= Listing =
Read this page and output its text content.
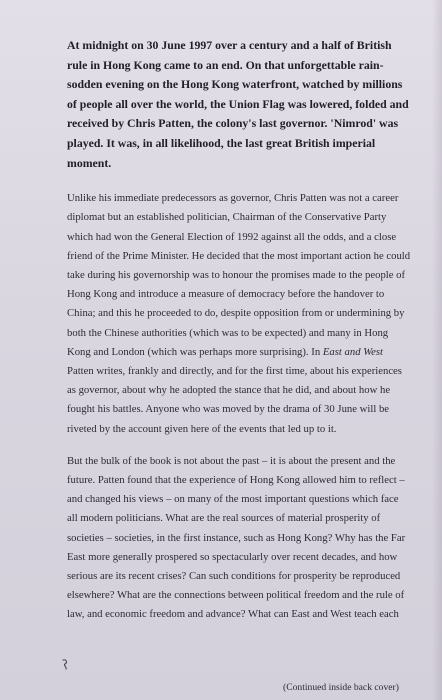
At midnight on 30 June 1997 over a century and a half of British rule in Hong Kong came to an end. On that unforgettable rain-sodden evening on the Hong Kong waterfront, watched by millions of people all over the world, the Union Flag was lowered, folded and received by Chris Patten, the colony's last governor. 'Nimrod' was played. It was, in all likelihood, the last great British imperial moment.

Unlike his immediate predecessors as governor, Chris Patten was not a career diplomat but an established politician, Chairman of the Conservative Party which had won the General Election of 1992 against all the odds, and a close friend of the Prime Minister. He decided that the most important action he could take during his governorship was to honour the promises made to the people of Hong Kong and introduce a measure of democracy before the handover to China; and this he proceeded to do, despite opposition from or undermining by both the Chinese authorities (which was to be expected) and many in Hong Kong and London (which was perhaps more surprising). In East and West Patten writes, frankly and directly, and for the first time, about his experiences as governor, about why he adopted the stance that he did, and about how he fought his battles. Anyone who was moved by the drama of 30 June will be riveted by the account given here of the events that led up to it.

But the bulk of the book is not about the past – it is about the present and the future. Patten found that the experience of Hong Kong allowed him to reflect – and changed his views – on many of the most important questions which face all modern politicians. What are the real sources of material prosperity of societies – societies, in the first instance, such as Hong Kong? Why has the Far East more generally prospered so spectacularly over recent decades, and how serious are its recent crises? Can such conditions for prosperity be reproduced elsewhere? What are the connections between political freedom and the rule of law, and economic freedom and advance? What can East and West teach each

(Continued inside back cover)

= What to work on =
Copy the records above exactly, leaving out every picture.

= Completed exercise =
Read this page and output its text content.
At midnight on 30 June 1997 over a century and a half of British rule in Hong Kong came to an end. On that unforgettable rain-sodden evening on the Hong Kong waterfront, watched by millions of people all over the world, the Union Flag was lowered, folded and received by Chris Patten, the colony's last governor. 'Nimrod' was played. It was, in all likelihood, the last great British imperial moment.

Unlike his immediate predecessors as governor, Chris Patten was not a career diplomat but an established politician, Chairman of the Conservative Party which had won the General Election of 1992 against all the odds, and a close friend of the Prime Minister. He decided that the most important action he could take during his governorship was to honour the promises made to the people of Hong Kong and introduce a measure of democracy before the handover to China; and this he proceeded to do, despite opposition from or undermining by both the Chinese authorities (which was to be expected) and many in Hong Kong and London (which was perhaps more surprising). In East and West Patten writes, frankly and directly, and for the first time, about his experiences as governor, about why he adopted the stance that he did, and about how he fought his battles. Anyone who was moved by the drama of 30 June will be riveted by the account given here of the events that led up to it.

But the bulk of the book is not about the past – it is about the present and the future. Patten found that the experience of Hong Kong allowed him to reflect – and changed his views – on many of the most important questions which face all modern politicians. What are the real sources of material prosperity of societies – societies, in the first instance, such as Hong Kong? Why has the Far East more generally prospered so spectacularly over recent decades, and how serious are its recent crises? Can such conditions for prosperity be reproduced elsewhere? What are the connections between political freedom and the rule of law, and economic freedom and advance? What can East and West teach each

(Continued inside back cover)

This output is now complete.